TASK GOAL — Quote the records that follow in full, leaving the pictures out.

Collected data
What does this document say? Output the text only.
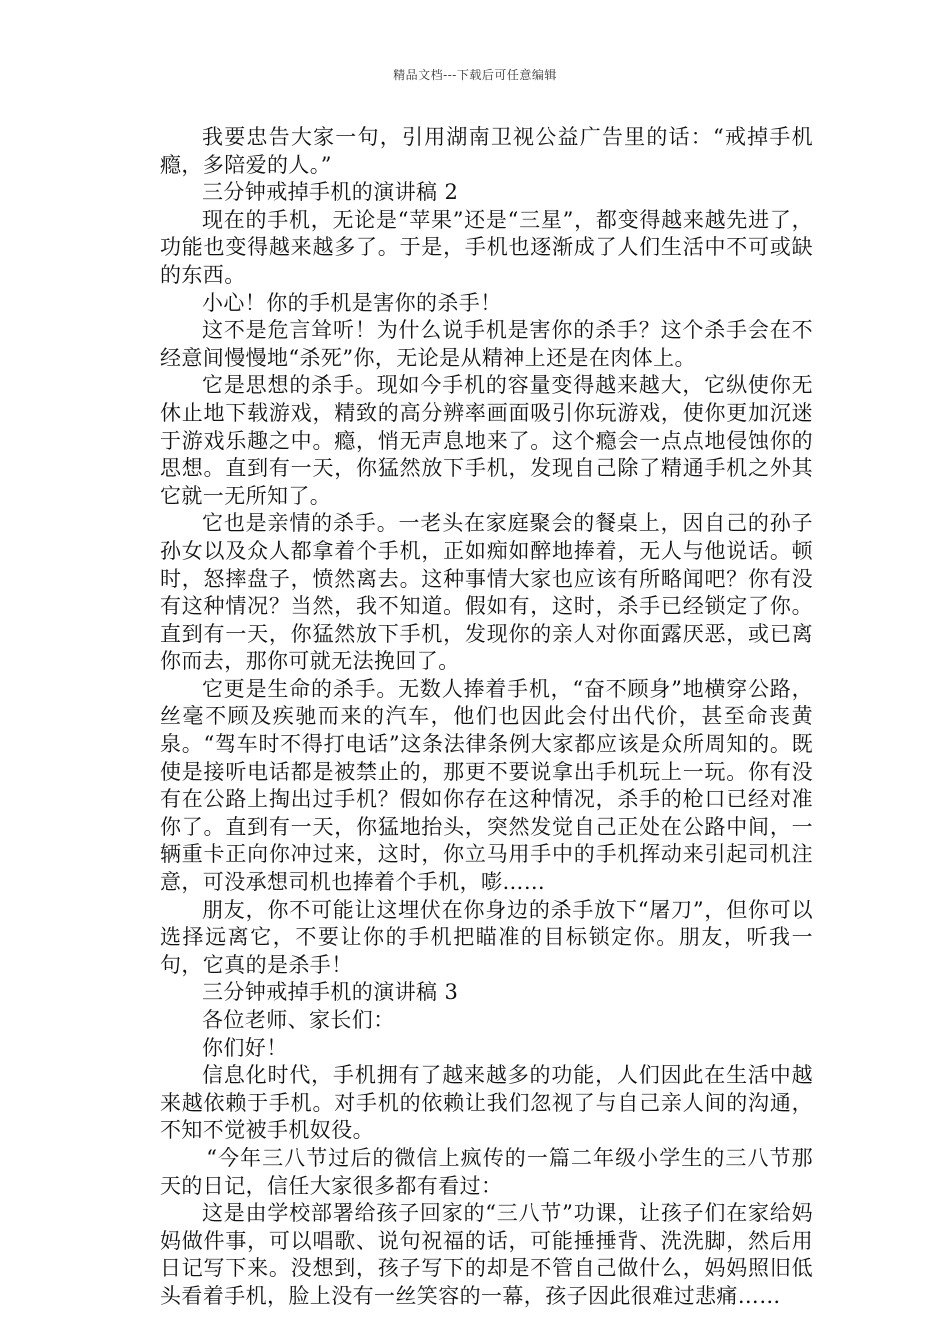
精品文档---下载后可任意编辑

我要忠告大家一句，引用湖南卫视公益广告里的话：“戒掉手机瘾，多陪爱的人。”

三分钟戒掉手机的演讲稿 2

现在的手机，无论是“苹果”还是“三星”，都变得越来越先进了，功能也变得越来越多了。于是，手机也逐渐成了人们生活中不可或缺的东西。

小心！你的手机是害你的杀手！

这不是危言耸听！为什么说手机是害你的杀手？这个杀手会在不经意间慢慢地“杀死”你，无论是从精神上还是在肉体上。

它是思想的杀手。现如今手机的容量变得越来越大，它纵使你无休止地下载游戏，精致的高分辨率画面吸引你玩游戏，使你更加沉迷于游戏乐趣之中。瘾，悄无声息地来了。这个瘾会一点点地侵蚀你的思想。直到有一天，你猛然放下手机，发现自己除了精通手机之外其它就一无所知了。

它也是亲情的杀手。一老头在家庭聚会的餐桌上，因自己的孙子孙女以及众人都拿着个手机，正如痴如醉地捧着，无人与他说话。顿时，怒摔盘子，愤然离去。这种事情大家也应该有所略闻吧？你有没有这种情况？当然，我不知道。假如有，这时，杀手已经锁定了你。直到有一天，你猛然放下手机，发现你的亲人对你面露厌恶，或已离你而去，那你可就无法挽回了。

它更是生命的杀手。无数人捧着手机，“奋不顾身”地横穿公路，丝毫不顾及疾驰而来的汽车，他们也因此会付出代价，甚至命丧黄泉。“驾车时不得打电话”这条法律条例大家都应该是众所周知的。既使是接听电话都是被禁止的，那更不要说拿出手机玩上一玩。你有没有在公路上掏出过手机？假如你存在这种情况，杀手的枪口已经对准你了。直到有一天，你猛地抬头，突然发觉自己正处在公路中间，一辆重卡正向你冲过来，这时，你立马用手中的手机挥动来引起司机注意，可没承想司机也捧着个手机，嘭……

朋友，你不可能让这埋伏在你身边的杀手放下“屠刀”，但你可以选择远离它，不要让你的手机把瞄准的目标锁定你。朋友，听我一句，它真的是杀手！

三分钟戒掉手机的演讲稿 3

各位老师、家长们：

你们好！

信息化时代，手机拥有了越来越多的功能，人们因此在生活中越来越依赖于手机。对手机的依赖让我们忽视了与自己亲人间的沟通，不知不觉被手机奴役。

“今年三八节过后的微信上疯传的一篇二年级小学生的三八节那天的日记，信任大家很多都有看过：

这是由学校部署给孩子回家的“三八节”功课，让孩子们在家给妈妈做件事，可以唱歌、说句祝福的话，可能捶捶背、洗洗脚，然后用日记写下来。没想到，孩子写下的却是不管自己做什么，妈妈照旧低头看着手机，脸上没有一丝笑容的一幕，孩子因此很难过悲痛……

FINAL ANSWER —
What does this document say? Output the text only.
精品文档---下载后可任意编辑

我要忠告大家一句，引用湖南卫视公益广告里的话：“戒掉手机瘾，多陪爱的人。”

三分钟戒掉手机的演讲稿 2

现在的手机，无论是“苹果”还是“三星”，都变得越来越先进了，功能也变得越来越多了。于是，手机也逐渐成了人们生活中不可或缺的东西。

小心！你的手机是害你的杀手！

这不是危言耸听！为什么说手机是害你的杀手？这个杀手会在不经意间慢慢地“杀死”你，无论是从精神上还是在肉体上。

它是思想的杀手。现如今手机的容量变得越来越大，它纵使你无休止地下载游戏，精致的高分辨率画面吸引你玩游戏，使你更加沉迷于游戏乐趣之中。瘾，悄无声息地来了。这个瘾会一点点地侵蚀你的思想。直到有一天，你猛然放下手机，发现自己除了精通手机之外其它就一无所知了。

它也是亲情的杀手。一老头在家庭聚会的餐桌上，因自己的孙子孙女以及众人都拿着个手机，正如痴如醉地捧着，无人与他说话。顿时，怒摔盘子，愤然离去。这种事情大家也应该有所略闻吧？你有没有这种情况？当然，我不知道。假如有，这时，杀手已经锁定了你。直到有一天，你猛然放下手机，发现你的亲人对你面露厌恶，或已离你而去，那你可就无法挽回了。

它更是生命的杀手。无数人捧着手机，“奋不顾身”地横穿公路，丝毫不顾及疾驰而来的汽车，他们也因此会付出代价，甚至命丧黄泉。“驾车时不得打电话”这条法律条例大家都应该是众所周知的。既使是接听电话都是被禁止的，那更不要说拿出手机玩上一玩。你有没有在公路上掏出过手机？假如你存在这种情况，杀手的枪口已经对准你了。直到有一天，你猛地抬头，突然发觉自己正处在公路中间，一辆重卡正向你冲过来，这时，你立马用手中的手机挥动来引起司机注意，可没承想司机也捧着个手机，嘭……

朋友，你不可能让这埋伏在你身边的杀手放下“屠刀”，但你可以选择远离它，不要让你的手机把瞄准的目标锁定你。朋友，听我一句，它真的是杀手！

三分钟戒掉手机的演讲稿 3

各位老师、家长们：

你们好！

信息化时代，手机拥有了越来越多的功能，人们因此在生活中越来越依赖于手机。对手机的依赖让我们忽视了与自己亲人间的沟通，不知不觉被手机奴役。

“今年三八节过后的微信上疯传的一篇二年级小学生的三八节那天的日记，信任大家很多都有看过：

这是由学校部署给孩子回家的“三八节”功课，让孩子们在家给妈妈做件事，可以唱歌、说句祝福的话，可能捶捶背、洗洗脚，然后用日记写下来。没想到，孩子写下的却是不管自己做什么，妈妈照旧低头看着手机，脸上没有一丝笑容的一幕，孩子因此很难过悲痛……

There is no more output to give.